__Recorded data__
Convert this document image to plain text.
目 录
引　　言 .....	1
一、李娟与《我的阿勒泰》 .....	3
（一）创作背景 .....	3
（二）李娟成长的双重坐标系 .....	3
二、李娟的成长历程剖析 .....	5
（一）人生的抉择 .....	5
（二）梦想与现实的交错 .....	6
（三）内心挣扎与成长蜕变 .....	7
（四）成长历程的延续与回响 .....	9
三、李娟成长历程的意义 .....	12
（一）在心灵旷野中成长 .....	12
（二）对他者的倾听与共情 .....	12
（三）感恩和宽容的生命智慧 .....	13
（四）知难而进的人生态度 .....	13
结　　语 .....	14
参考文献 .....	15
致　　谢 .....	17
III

* * *

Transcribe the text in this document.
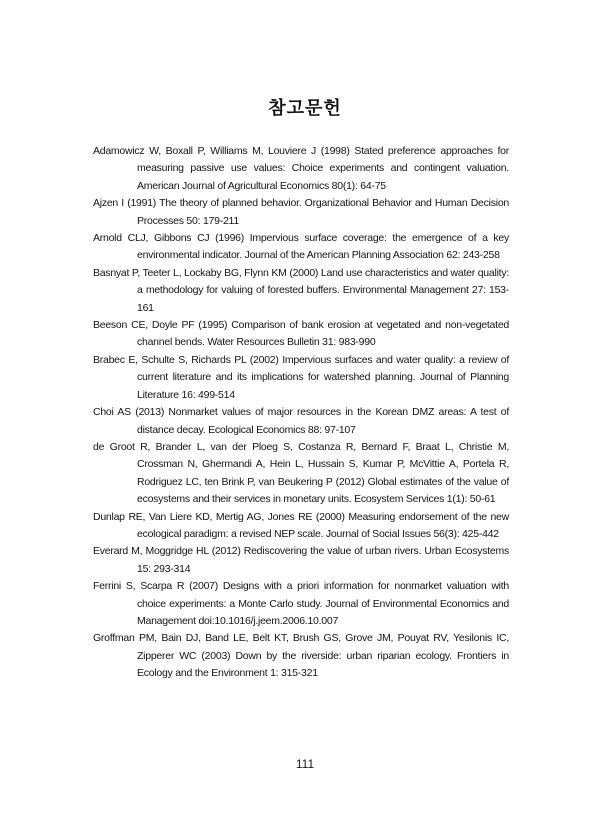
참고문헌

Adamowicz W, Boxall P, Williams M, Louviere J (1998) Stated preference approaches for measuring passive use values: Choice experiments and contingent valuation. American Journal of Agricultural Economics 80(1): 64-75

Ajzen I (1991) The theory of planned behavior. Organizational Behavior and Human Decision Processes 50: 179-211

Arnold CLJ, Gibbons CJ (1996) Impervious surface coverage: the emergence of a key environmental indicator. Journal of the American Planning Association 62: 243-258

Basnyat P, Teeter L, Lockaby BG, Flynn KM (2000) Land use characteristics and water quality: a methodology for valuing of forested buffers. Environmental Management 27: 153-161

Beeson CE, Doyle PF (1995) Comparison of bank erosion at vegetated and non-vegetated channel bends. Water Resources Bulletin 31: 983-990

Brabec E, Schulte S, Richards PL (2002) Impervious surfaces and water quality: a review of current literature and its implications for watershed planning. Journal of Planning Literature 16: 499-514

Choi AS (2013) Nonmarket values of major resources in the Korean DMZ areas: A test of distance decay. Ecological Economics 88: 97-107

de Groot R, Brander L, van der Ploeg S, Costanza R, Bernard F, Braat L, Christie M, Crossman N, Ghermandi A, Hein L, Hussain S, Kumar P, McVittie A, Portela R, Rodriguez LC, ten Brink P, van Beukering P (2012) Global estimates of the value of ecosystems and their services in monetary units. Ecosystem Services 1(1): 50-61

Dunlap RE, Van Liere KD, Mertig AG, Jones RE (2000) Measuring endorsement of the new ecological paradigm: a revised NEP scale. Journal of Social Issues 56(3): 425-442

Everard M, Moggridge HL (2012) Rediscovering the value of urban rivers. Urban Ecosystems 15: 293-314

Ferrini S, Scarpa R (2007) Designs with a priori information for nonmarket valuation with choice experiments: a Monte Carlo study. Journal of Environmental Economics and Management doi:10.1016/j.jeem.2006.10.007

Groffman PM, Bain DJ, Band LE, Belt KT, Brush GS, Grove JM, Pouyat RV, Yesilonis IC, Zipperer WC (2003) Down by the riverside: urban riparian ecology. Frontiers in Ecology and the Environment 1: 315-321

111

__Your instructions__
Return solely the number of lines in the data that include the word "values".

__Expected answer__
2